Problem to work on:
Copy out each line of the material below that holds the string "hint".

Collected data entries:
* BEGIN *

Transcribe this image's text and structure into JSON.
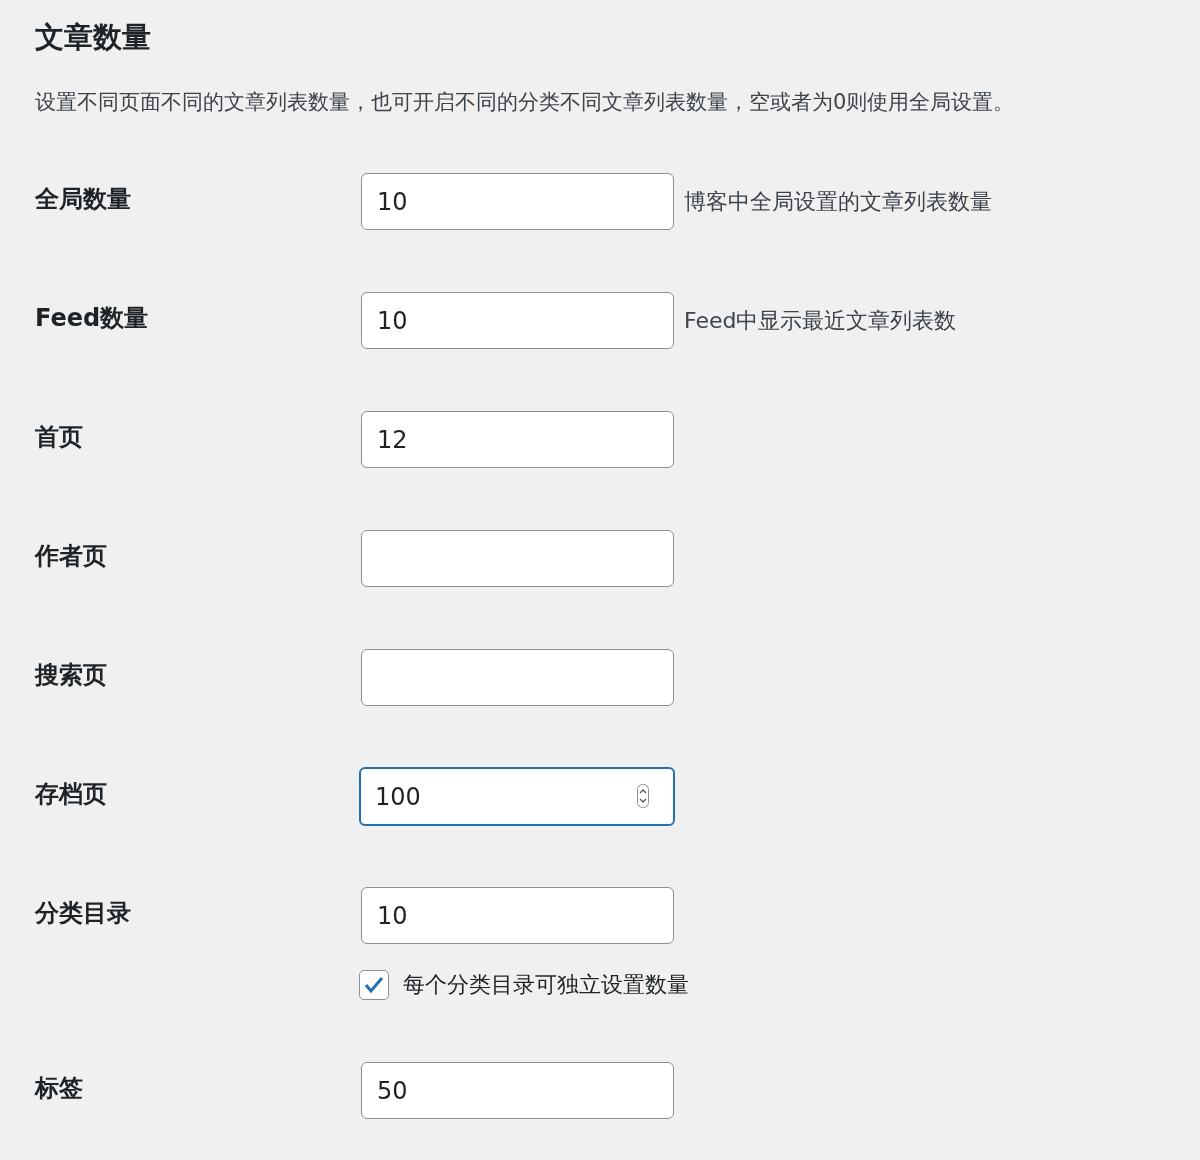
{
  "title": "文章数量",
  "description": "设置不同页面不同的文章列表数量，也可开启不同的分类不同文章列表数量，空或者为0则使用全局设置。",
  "fields": [
    {
      "label": "全局数量",
      "value": "10",
      "hint": "博客中全局设置的文章列表数量",
      "focused": false
    },
    {
      "label": "Feed数量",
      "value": "10",
      "hint": "Feed中显示最近文章列表数",
      "focused": false
    },
    {
      "label": "首页",
      "value": "12",
      "focused": false
    },
    {
      "label": "作者页",
      "focused": false
    },
    {
      "label": "搜索页",
      "focused": false
    },
    {
      "label": "存档页",
      "value": "100",
      "focused": true
    },
    {
      "label": "分类目录",
      "value": "10",
      "focused": false,
      "checkbox": {
        "label": "每个分类目录可独立设置数量",
        "checked": true
      }
    },
    {
      "label": "标签",
      "value": "50",
      "focused": false
    }
  ]
}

* END *

Answer to this problem:
      "hint": "博客中全局设置的文章列表数量",
      "hint": "Feed中显示最近文章列表数",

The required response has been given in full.